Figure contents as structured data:
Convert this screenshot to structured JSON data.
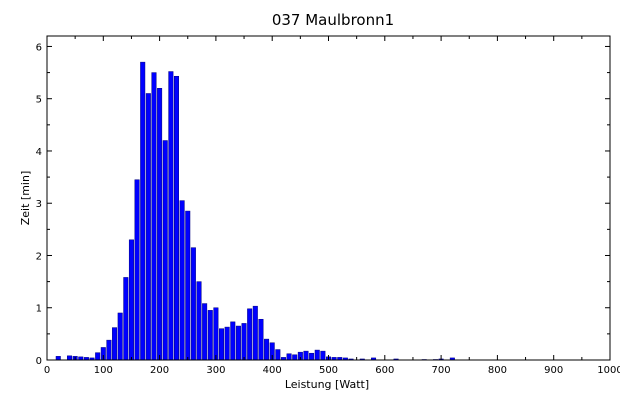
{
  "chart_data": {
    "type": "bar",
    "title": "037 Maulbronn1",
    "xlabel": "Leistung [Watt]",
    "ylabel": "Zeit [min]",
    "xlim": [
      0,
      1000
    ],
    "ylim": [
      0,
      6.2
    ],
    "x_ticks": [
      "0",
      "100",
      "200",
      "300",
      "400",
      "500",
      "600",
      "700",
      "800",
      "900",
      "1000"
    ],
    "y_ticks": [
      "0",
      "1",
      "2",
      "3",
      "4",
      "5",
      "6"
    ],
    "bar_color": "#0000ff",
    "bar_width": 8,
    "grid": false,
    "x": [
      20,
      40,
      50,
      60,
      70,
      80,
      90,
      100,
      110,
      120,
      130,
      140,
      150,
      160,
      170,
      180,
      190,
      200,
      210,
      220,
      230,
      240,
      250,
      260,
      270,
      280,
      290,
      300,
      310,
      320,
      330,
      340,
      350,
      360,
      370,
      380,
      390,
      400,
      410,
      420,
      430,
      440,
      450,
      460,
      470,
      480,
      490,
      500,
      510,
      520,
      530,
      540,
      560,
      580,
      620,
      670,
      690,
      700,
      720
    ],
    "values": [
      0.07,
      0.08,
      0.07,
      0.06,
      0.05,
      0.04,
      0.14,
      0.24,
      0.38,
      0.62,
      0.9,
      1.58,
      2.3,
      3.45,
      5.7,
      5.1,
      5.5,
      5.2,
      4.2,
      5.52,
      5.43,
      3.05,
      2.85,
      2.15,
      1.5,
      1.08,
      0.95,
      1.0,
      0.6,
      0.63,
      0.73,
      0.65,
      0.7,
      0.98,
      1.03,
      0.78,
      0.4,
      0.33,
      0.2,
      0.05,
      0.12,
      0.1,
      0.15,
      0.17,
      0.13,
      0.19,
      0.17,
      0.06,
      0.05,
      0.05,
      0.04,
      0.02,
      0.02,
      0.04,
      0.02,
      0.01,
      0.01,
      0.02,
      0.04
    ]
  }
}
* * *
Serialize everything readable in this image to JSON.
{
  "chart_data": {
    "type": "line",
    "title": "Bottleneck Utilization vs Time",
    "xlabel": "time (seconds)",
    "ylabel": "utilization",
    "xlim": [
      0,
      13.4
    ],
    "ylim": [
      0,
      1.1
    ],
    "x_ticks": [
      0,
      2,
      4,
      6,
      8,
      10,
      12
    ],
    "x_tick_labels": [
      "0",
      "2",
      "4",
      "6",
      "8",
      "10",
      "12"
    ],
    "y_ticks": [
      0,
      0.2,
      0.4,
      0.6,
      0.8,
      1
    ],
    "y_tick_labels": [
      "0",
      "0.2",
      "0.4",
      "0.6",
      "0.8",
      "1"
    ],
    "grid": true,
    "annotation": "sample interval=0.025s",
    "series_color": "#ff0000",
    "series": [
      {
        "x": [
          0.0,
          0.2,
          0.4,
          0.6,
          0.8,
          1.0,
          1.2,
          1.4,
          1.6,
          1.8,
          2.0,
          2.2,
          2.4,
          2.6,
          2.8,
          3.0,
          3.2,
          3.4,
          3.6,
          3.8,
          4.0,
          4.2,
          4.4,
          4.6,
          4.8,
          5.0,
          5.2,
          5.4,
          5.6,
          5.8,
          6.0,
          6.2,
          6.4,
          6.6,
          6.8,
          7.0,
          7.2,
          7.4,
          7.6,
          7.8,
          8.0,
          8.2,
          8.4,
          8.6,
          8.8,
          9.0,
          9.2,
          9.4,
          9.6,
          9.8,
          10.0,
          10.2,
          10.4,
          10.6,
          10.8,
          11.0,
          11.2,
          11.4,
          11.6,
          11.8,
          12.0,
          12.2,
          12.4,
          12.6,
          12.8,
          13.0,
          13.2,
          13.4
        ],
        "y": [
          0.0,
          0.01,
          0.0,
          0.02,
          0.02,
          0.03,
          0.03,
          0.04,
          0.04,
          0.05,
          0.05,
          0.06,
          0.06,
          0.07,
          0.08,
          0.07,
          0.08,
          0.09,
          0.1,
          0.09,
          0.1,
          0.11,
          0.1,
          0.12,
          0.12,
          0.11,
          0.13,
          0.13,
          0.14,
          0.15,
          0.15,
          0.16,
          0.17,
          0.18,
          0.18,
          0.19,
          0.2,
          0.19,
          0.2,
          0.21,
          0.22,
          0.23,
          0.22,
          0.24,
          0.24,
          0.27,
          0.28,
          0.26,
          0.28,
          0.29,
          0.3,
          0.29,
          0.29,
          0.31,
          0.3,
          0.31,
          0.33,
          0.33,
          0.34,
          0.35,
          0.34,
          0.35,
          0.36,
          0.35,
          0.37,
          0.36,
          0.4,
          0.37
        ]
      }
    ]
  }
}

#### Short exercise
Across all the entries, count the lines that contain the word "title" and give the number by itself.

#### Response for this exercise
2